[Collection entries]
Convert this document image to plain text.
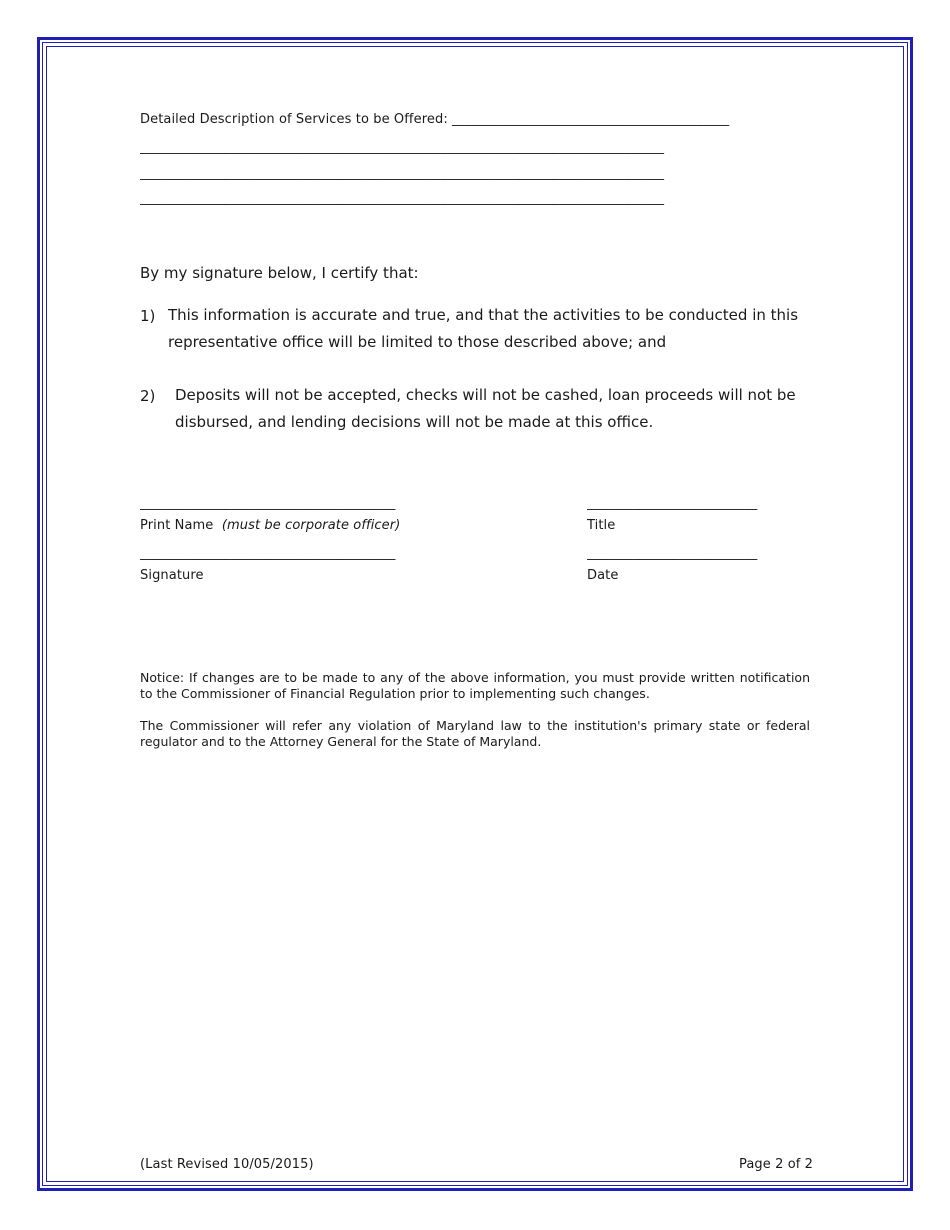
Detailed Description of Services to be Offered: __________________________________________
________________________________________________________________________________
________________________________________________________________________________
________________________________________________________________________________
By my signature below, I certify that:
1) This information is accurate and true, and that the activities to be conducted in this representative office will be limited to those described above; and
2) Deposits will not be accepted, checks will not be cashed, loan proceeds will not be disbursed, and lending decisions will not be made at this office.
_______________________________________	__________________________
Print Name (must be corporate officer)	Title
_______________________________________	__________________________
Signature	Date
Notice: If changes are to be made to any of the above information, you must provide written notification to the Commissioner of Financial Regulation prior to implementing such changes.
The Commissioner will refer any violation of Maryland law to the institution's primary state or federal regulator and to the Attorney General for the State of Maryland.
(Last Revised 10/05/2015)	Page 2 of 2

▶ [Goal of the exercise]
Reproduce all of the entries word for word, skipping any pictures they hold.

▶ [Solution to this exercise]
Convert this document image to plain text.
Detailed Description of Services to be Offered: __________________________________________
________________________________________________________________________________
________________________________________________________________________________
________________________________________________________________________________
By my signature below, I certify that:
1) This information is accurate and true, and that the activities to be conducted in this representative office will be limited to those described above; and
2) Deposits will not be accepted, checks will not be cashed, loan proceeds will not be disbursed, and lending decisions will not be made at this office.
_______________________________________	__________________________
Print Name (must be corporate officer)	Title
_______________________________________	__________________________
Signature	Date
Notice: If changes are to be made to any of the above information, you must provide written notification to the Commissioner of Financial Regulation prior to implementing such changes.
The Commissioner will refer any violation of Maryland law to the institution's primary state or federal regulator and to the Attorney General for the State of Maryland.
(Last Revised 10/05/2015)	Page 2 of 2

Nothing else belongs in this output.